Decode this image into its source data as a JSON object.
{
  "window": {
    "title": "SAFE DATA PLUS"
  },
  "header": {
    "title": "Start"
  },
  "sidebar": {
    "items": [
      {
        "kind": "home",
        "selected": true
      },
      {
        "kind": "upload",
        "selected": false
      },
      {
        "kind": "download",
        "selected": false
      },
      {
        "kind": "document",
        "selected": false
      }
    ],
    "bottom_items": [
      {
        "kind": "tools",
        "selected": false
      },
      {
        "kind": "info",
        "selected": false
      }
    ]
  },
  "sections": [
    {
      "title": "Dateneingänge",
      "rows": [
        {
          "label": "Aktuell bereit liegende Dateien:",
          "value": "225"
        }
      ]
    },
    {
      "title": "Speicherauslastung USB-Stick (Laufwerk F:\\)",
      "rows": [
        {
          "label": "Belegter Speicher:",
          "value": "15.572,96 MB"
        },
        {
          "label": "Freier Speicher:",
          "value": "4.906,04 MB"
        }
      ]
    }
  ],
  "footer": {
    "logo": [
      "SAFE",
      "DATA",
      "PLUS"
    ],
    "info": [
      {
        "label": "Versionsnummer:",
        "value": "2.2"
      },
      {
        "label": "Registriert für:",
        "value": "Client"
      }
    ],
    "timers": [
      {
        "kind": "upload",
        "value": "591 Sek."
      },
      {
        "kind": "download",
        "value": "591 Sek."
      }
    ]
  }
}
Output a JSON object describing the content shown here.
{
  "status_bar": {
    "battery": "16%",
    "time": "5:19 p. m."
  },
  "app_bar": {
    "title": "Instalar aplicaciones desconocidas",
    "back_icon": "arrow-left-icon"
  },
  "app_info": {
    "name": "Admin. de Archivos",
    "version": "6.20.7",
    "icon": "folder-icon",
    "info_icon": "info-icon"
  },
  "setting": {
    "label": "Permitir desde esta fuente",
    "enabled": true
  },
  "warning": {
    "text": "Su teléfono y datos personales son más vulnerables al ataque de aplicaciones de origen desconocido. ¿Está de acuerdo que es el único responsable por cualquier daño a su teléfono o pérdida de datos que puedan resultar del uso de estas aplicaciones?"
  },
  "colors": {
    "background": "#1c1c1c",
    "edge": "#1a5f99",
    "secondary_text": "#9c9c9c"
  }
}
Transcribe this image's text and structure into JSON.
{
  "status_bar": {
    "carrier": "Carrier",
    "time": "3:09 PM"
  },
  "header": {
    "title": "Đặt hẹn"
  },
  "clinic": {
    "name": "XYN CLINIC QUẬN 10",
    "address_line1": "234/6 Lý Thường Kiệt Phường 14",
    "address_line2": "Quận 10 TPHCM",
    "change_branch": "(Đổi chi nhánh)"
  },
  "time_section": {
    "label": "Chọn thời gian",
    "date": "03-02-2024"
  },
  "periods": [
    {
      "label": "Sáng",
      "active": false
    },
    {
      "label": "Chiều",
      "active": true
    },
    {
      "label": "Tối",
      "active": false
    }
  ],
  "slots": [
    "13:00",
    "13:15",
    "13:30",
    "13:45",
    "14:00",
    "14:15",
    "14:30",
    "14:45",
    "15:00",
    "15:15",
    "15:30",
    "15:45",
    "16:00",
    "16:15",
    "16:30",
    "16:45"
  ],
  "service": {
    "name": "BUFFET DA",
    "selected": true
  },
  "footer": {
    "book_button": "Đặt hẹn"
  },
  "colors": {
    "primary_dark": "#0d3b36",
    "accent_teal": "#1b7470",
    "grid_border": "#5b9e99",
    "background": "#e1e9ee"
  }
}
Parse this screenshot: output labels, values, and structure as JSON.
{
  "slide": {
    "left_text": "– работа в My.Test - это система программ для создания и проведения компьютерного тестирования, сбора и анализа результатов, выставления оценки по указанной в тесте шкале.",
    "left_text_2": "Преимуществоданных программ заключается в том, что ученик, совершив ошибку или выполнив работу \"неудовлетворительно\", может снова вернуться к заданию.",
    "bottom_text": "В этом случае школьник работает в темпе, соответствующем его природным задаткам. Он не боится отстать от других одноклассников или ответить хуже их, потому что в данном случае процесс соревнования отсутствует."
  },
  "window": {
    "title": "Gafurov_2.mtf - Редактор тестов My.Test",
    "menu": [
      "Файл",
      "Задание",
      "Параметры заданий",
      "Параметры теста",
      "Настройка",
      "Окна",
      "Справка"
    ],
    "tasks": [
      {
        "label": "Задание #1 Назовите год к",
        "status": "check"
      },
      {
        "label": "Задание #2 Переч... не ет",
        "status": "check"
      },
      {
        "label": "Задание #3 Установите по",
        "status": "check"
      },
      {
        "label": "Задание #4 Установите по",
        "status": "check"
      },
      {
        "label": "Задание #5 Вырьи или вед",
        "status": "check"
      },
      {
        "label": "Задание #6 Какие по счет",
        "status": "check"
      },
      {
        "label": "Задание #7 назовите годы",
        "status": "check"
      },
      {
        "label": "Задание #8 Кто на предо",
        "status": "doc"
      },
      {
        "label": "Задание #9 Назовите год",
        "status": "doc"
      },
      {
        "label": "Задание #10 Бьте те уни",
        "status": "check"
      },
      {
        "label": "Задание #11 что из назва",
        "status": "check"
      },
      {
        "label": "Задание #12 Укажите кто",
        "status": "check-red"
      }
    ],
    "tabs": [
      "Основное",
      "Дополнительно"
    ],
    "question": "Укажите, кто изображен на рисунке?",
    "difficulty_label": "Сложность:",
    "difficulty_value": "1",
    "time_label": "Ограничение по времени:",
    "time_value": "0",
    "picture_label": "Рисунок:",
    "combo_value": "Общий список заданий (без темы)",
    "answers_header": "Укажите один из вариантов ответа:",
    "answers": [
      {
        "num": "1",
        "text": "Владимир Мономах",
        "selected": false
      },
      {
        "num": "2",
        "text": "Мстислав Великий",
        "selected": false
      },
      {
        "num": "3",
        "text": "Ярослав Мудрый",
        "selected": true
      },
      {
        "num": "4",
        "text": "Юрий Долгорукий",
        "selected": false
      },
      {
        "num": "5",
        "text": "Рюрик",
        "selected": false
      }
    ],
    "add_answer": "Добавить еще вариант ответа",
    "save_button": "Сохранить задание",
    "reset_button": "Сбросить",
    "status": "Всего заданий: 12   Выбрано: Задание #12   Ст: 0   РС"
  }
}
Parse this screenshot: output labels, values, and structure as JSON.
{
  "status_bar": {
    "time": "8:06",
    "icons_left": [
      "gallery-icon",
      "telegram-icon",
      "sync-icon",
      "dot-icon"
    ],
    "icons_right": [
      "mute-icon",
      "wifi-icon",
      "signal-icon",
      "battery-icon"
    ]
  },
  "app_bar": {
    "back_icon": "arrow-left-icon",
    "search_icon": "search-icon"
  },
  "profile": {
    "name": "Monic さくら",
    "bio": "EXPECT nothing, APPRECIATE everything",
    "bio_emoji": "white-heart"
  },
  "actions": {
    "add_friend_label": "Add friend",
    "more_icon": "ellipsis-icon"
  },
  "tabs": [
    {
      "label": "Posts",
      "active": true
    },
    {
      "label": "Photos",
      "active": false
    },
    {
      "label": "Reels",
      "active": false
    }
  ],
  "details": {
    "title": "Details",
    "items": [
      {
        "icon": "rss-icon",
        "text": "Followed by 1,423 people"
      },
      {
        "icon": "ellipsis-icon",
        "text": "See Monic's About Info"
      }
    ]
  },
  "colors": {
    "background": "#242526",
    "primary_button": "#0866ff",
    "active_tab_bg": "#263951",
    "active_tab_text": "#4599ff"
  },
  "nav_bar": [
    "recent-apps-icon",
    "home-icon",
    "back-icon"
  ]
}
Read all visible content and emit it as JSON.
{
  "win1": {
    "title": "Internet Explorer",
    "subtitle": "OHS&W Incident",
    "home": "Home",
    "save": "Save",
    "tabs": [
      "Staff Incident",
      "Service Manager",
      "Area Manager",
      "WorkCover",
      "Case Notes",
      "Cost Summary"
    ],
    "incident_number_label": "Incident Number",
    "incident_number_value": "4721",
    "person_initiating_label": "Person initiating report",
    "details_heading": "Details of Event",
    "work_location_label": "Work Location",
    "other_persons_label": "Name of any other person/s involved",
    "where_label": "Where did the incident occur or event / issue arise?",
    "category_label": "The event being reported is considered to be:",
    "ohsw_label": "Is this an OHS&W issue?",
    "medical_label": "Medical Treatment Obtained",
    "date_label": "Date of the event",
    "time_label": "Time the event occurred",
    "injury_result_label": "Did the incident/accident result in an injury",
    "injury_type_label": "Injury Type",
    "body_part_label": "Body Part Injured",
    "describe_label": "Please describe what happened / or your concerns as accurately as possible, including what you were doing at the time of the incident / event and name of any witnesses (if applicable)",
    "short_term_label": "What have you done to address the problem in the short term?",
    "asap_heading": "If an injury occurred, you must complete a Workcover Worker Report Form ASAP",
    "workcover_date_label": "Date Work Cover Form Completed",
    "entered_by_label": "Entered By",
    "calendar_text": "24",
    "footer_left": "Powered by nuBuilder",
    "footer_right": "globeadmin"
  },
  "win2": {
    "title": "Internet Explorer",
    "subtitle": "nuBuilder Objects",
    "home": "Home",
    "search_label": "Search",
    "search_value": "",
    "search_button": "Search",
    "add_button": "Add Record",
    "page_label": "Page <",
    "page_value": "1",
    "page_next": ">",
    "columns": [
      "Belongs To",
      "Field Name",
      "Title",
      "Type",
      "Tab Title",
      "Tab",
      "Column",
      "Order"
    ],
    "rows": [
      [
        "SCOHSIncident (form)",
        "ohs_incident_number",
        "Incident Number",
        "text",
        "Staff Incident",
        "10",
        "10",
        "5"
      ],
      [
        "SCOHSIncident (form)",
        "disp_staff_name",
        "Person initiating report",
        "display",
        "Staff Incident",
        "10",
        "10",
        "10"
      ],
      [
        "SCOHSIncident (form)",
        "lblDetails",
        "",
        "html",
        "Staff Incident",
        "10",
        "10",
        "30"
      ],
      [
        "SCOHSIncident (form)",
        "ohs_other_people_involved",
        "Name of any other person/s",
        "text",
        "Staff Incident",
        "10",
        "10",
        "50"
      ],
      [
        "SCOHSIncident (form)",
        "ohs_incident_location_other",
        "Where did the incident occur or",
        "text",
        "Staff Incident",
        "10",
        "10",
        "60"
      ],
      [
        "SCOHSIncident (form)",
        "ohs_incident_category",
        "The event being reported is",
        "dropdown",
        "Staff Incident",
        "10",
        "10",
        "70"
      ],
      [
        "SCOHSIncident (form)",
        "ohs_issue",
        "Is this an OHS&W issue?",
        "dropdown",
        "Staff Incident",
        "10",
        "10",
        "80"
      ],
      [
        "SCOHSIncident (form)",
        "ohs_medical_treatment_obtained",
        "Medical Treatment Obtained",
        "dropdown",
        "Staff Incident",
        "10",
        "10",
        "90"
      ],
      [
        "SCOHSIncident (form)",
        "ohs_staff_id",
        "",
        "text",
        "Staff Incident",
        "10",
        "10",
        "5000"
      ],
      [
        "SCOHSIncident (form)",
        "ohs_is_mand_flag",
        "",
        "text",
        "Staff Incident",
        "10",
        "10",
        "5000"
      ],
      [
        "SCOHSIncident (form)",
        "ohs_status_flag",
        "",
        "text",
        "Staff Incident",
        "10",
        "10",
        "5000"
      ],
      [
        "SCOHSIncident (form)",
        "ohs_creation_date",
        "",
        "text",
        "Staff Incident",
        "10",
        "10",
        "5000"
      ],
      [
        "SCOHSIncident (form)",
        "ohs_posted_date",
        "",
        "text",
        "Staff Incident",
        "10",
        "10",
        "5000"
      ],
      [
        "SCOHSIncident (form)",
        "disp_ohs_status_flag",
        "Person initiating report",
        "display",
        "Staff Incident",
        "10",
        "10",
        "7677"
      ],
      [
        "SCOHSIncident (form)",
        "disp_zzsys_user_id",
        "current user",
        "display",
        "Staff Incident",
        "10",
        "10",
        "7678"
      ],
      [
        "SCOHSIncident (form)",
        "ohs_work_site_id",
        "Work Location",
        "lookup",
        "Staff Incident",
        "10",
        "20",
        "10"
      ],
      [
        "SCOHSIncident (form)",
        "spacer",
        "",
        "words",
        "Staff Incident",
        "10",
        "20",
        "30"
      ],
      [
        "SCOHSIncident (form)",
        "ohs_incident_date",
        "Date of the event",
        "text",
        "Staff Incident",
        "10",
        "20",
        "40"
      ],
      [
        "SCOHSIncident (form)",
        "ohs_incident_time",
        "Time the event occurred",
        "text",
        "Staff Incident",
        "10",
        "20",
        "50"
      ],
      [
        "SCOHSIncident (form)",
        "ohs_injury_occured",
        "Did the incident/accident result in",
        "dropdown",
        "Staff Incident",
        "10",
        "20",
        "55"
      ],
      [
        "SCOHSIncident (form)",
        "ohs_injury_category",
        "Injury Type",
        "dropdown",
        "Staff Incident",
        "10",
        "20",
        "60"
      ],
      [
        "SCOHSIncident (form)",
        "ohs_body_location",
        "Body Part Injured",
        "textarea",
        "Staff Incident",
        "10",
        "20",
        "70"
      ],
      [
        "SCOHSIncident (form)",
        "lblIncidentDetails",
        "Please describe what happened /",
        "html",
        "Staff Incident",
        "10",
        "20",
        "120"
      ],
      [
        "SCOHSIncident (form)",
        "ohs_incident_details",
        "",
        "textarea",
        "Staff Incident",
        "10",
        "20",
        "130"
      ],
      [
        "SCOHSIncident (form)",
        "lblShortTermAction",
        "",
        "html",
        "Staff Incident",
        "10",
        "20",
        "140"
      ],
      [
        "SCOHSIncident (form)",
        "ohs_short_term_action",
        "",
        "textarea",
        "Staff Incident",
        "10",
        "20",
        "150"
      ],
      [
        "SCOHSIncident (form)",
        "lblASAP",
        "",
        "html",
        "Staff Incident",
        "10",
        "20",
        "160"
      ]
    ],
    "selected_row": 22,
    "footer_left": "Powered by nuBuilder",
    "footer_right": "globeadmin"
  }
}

Goal of the exercise: All lines that include "Where" are to be gathered and copied.

Task answer:
    "where_label": "Where did the incident occur or event / issue arise?",
        "Where did the incident occur or",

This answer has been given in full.